━━ Data in this exercise

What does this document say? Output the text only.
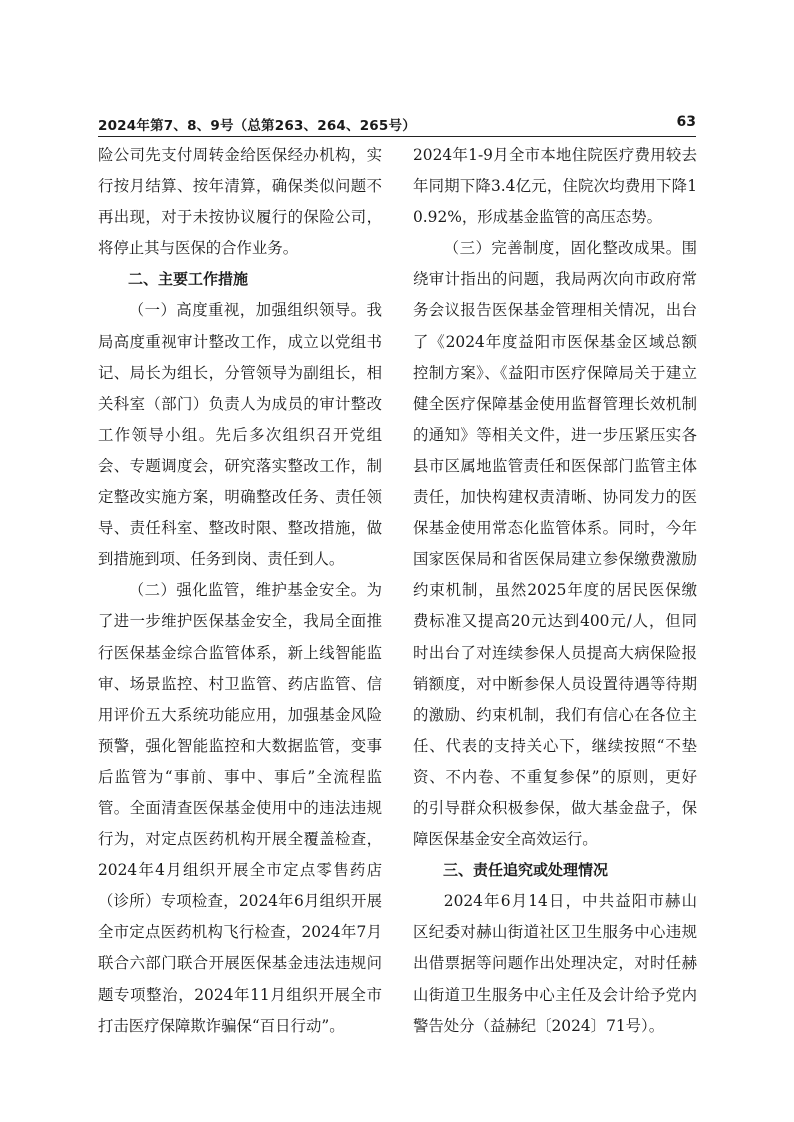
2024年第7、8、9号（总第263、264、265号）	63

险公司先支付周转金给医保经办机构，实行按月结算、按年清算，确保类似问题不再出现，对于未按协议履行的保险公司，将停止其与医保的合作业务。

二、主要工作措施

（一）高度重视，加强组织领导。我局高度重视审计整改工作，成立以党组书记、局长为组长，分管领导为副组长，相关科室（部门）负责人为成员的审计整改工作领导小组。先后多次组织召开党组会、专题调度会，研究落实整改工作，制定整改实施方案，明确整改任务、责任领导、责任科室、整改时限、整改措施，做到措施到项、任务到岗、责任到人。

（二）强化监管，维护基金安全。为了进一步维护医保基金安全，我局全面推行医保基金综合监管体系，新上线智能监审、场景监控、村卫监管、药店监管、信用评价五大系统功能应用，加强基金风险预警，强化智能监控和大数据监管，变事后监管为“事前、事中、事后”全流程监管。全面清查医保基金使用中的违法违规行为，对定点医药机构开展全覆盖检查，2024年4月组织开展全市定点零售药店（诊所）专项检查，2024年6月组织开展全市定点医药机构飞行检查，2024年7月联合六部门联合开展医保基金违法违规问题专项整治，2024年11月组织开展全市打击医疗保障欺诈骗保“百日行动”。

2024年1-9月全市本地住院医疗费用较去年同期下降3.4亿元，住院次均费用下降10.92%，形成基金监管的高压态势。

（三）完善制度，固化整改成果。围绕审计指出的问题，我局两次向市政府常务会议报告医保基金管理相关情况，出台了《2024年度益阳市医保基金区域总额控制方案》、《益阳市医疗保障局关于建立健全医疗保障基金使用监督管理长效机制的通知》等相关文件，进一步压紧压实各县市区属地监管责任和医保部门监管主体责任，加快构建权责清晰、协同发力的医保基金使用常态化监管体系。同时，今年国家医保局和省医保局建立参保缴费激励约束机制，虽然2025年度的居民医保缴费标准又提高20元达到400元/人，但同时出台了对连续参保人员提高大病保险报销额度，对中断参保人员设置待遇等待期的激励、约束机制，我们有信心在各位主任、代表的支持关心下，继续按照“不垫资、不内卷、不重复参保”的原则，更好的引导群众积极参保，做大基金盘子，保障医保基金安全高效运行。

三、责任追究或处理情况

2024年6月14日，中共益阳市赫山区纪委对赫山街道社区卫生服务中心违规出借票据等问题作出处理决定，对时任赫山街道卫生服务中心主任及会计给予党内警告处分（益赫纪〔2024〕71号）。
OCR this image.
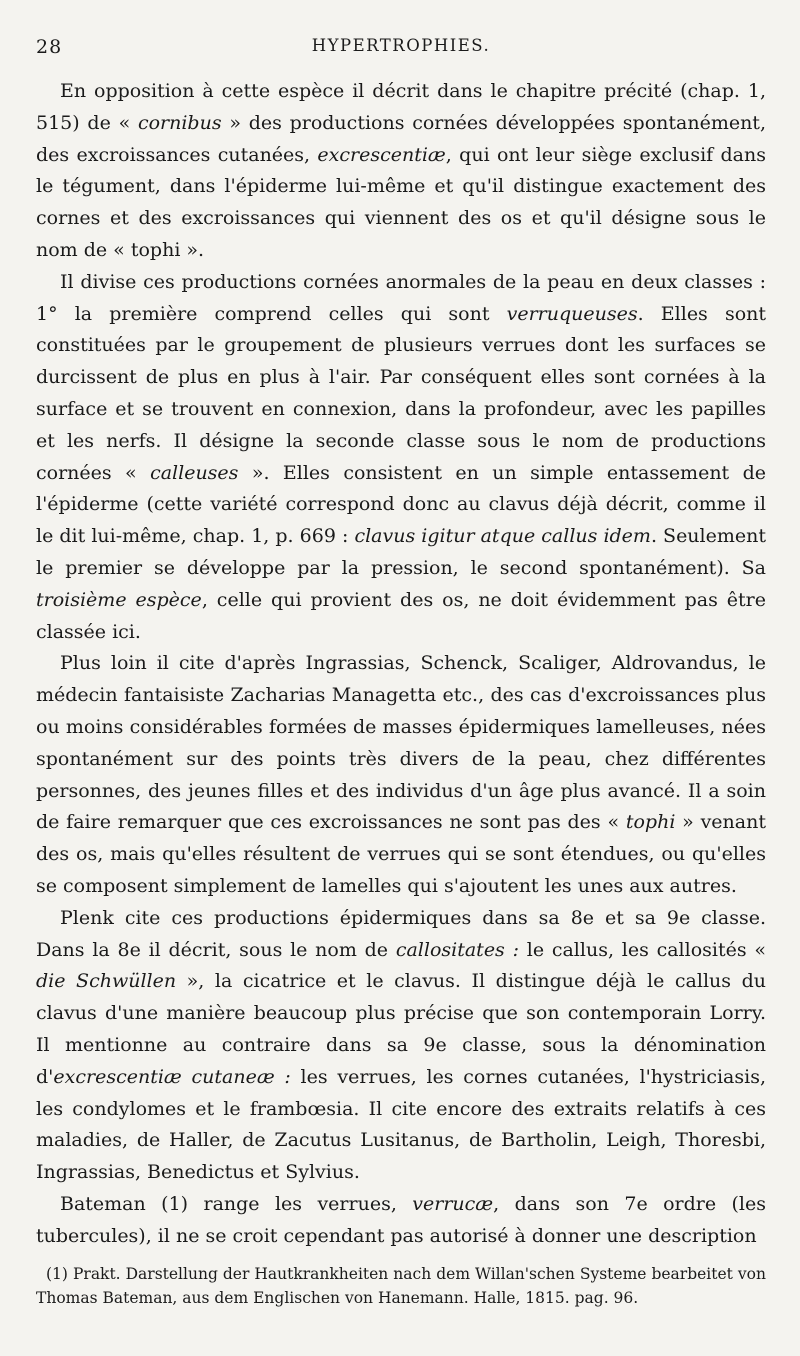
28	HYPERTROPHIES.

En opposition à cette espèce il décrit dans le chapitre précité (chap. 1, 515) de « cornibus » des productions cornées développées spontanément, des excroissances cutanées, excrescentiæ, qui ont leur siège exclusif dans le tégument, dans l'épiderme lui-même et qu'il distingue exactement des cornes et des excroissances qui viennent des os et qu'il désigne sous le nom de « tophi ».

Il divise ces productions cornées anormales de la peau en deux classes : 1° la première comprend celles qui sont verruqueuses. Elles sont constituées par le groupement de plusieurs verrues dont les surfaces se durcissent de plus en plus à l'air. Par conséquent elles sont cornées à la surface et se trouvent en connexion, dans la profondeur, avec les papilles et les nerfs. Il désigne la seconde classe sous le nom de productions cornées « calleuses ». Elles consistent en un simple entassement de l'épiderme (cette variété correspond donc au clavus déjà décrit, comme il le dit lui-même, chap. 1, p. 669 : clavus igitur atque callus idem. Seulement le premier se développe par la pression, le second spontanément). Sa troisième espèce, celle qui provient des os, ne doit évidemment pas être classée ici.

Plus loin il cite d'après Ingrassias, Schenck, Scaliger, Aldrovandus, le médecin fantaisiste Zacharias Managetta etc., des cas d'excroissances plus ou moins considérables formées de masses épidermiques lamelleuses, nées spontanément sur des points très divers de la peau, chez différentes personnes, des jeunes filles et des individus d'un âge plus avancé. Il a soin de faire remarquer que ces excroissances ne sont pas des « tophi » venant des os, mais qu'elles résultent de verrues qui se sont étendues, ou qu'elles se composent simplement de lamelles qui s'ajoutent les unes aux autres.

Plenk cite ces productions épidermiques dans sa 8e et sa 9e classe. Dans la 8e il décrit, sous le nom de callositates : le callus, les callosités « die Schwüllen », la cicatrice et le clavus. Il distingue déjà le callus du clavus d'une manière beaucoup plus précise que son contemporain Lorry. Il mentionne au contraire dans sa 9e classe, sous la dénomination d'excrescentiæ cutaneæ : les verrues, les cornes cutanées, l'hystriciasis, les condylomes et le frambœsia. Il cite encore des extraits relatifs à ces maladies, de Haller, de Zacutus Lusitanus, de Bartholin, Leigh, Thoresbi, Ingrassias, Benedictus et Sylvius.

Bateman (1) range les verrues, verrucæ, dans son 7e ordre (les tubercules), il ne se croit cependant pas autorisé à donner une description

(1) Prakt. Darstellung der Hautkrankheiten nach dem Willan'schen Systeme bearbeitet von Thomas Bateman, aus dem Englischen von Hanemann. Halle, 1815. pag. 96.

━━━━

▶ _Requirement_: Quote every line word for word and keep the images out of the copy.

▶ _Written solution_:
What does this document say? Output the text only.
2024年第7、8、9号（总第263、264、265号）	63

险公司先支付周转金给医保经办机构，实行按月结算、按年清算，确保类似问题不再出现，对于未按协议履行的保险公司，将停止其与医保的合作业务。

二、主要工作措施

（一）高度重视，加强组织领导。我局高度重视审计整改工作，成立以党组书记、局长为组长，分管领导为副组长，相关科室（部门）负责人为成员的审计整改工作领导小组。先后多次组织召开党组会、专题调度会，研究落实整改工作，制定整改实施方案，明确整改任务、责任领导、责任科室、整改时限、整改措施，做到措施到项、任务到岗、责任到人。

（二）强化监管，维护基金安全。为了进一步维护医保基金安全，我局全面推行医保基金综合监管体系，新上线智能监审、场景监控、村卫监管、药店监管、信用评价五大系统功能应用，加强基金风险预警，强化智能监控和大数据监管，变事后监管为“事前、事中、事后”全流程监管。全面清查医保基金使用中的违法违规行为，对定点医药机构开展全覆盖检查，2024年4月组织开展全市定点零售药店（诊所）专项检查，2024年6月组织开展全市定点医药机构飞行检查，2024年7月联合六部门联合开展医保基金违法违规问题专项整治，2024年11月组织开展全市打击医疗保障欺诈骗保“百日行动”。

2024年1-9月全市本地住院医疗费用较去年同期下降3.4亿元，住院次均费用下降10.92%，形成基金监管的高压态势。

（三）完善制度，固化整改成果。围绕审计指出的问题，我局两次向市政府常务会议报告医保基金管理相关情况，出台了《2024年度益阳市医保基金区域总额控制方案》、《益阳市医疗保障局关于建立健全医疗保障基金使用监督管理长效机制的通知》等相关文件，进一步压紧压实各县市区属地监管责任和医保部门监管主体责任，加快构建权责清晰、协同发力的医保基金使用常态化监管体系。同时，今年国家医保局和省医保局建立参保缴费激励约束机制，虽然2025年度的居民医保缴费标准又提高20元达到400元/人，但同时出台了对连续参保人员提高大病保险报销额度，对中断参保人员设置待遇等待期的激励、约束机制，我们有信心在各位主任、代表的支持关心下，继续按照“不垫资、不内卷、不重复参保”的原则，更好的引导群众积极参保，做大基金盘子，保障医保基金安全高效运行。

三、责任追究或处理情况

2024年6月14日，中共益阳市赫山区纪委对赫山街道社区卫生服务中心违规出借票据等问题作出处理决定，对时任赫山街道卫生服务中心主任及会计给予党内警告处分（益赫纪〔2024〕71号）。
OCR this image.
28	HYPERTROPHIES.

En opposition à cette espèce il décrit dans le chapitre précité (chap. 1, 515) de « cornibus » des productions cornées développées spontanément, des excroissances cutanées, excrescentiæ, qui ont leur siège exclusif dans le tégument, dans l'épiderme lui-même et qu'il distingue exactement des cornes et des excroissances qui viennent des os et qu'il désigne sous le nom de « tophi ».

Il divise ces productions cornées anormales de la peau en deux classes : 1° la première comprend celles qui sont verruqueuses. Elles sont constituées par le groupement de plusieurs verrues dont les surfaces se durcissent de plus en plus à l'air. Par conséquent elles sont cornées à la surface et se trouvent en connexion, dans la profondeur, avec les papilles et les nerfs. Il désigne la seconde classe sous le nom de productions cornées « calleuses ». Elles consistent en un simple entassement de l'épiderme (cette variété correspond donc au clavus déjà décrit, comme il le dit lui-même, chap. 1, p. 669 : clavus igitur atque callus idem. Seulement le premier se développe par la pression, le second spontanément). Sa troisième espèce, celle qui provient des os, ne doit évidemment pas être classée ici.

Plus loin il cite d'après Ingrassias, Schenck, Scaliger, Aldrovandus, le médecin fantaisiste Zacharias Managetta etc., des cas d'excroissances plus ou moins considérables formées de masses épidermiques lamelleuses, nées spontanément sur des points très divers de la peau, chez différentes personnes, des jeunes filles et des individus d'un âge plus avancé. Il a soin de faire remarquer que ces excroissances ne sont pas des « tophi » venant des os, mais qu'elles résultent de verrues qui se sont étendues, ou qu'elles se composent simplement de lamelles qui s'ajoutent les unes aux autres.

Plenk cite ces productions épidermiques dans sa 8e et sa 9e classe. Dans la 8e il décrit, sous le nom de callositates : le callus, les callosités « die Schwüllen », la cicatrice et le clavus. Il distingue déjà le callus du clavus d'une manière beaucoup plus précise que son contemporain Lorry. Il mentionne au contraire dans sa 9e classe, sous la dénomination d'excrescentiæ cutaneæ : les verrues, les cornes cutanées, l'hystriciasis, les condylomes et le frambœsia. Il cite encore des extraits relatifs à ces maladies, de Haller, de Zacutus Lusitanus, de Bartholin, Leigh, Thoresbi, Ingrassias, Benedictus et Sylvius.

Bateman (1) range les verrues, verrucæ, dans son 7e ordre (les tubercules), il ne se croit cependant pas autorisé à donner une description

(1) Prakt. Darstellung der Hautkrankheiten nach dem Willan'schen Systeme bearbeitet von Thomas Bateman, aus dem Englischen von Hanemann. Halle, 1815. pag. 96.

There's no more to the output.